━━ Task inputs

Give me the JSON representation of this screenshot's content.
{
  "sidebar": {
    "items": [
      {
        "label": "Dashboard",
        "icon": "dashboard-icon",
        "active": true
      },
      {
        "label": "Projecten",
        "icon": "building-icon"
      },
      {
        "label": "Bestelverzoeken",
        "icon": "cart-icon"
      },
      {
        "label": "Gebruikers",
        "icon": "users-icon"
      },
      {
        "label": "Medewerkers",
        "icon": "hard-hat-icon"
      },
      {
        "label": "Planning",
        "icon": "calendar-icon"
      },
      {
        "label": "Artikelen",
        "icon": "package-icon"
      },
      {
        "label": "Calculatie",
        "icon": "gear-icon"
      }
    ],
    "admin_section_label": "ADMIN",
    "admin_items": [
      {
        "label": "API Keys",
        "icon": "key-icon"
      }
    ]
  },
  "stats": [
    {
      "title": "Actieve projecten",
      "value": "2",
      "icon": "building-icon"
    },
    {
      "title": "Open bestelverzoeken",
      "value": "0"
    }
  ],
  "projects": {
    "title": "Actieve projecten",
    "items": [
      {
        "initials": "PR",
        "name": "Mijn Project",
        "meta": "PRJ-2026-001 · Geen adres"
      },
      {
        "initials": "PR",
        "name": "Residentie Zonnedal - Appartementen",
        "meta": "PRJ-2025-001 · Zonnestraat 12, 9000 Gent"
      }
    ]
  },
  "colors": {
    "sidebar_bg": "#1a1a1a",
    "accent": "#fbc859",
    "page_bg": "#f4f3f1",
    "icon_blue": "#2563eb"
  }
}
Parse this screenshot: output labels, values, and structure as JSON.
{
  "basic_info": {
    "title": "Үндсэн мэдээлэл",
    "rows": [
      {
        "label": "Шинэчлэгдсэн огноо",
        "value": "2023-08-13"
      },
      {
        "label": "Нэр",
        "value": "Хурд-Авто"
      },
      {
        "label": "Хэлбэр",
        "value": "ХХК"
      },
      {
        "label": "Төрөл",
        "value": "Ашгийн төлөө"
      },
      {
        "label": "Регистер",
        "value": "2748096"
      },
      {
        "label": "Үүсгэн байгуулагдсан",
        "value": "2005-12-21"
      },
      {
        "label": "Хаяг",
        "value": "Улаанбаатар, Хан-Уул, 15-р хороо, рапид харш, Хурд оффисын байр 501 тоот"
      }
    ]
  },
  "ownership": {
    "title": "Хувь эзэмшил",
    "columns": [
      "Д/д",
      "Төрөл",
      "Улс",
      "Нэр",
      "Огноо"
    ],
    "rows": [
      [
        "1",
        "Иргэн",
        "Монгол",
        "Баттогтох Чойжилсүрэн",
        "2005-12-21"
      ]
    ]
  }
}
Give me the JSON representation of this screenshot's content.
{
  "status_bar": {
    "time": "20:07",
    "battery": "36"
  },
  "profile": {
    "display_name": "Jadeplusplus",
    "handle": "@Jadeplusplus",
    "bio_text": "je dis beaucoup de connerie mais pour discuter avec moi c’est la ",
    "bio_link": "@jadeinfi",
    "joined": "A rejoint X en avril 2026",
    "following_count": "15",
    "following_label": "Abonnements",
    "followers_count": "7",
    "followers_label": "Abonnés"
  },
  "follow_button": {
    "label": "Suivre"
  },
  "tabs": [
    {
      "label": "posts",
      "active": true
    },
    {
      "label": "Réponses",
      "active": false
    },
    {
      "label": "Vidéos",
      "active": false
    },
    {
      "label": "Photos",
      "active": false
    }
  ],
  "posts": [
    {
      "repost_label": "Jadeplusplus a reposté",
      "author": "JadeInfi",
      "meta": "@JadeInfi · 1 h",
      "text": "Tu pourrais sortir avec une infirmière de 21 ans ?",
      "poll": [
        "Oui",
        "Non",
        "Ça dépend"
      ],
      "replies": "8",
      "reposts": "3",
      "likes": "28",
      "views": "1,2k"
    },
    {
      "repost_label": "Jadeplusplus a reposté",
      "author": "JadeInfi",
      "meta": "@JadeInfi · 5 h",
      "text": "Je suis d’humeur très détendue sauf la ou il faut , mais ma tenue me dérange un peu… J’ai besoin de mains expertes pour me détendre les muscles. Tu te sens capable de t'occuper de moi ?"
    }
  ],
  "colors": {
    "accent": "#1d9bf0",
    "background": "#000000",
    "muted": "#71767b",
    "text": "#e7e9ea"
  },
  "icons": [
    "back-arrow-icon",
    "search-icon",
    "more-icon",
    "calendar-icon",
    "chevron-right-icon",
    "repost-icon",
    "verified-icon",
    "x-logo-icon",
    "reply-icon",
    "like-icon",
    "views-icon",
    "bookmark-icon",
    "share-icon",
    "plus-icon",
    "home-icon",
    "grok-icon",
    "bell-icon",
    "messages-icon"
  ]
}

━━━━

## Stated goal:
Look for lines containing the string "Actieve" and copy them all.

## Right answer:
      "title": "Actieve projecten",
    "title": "Actieve projecten",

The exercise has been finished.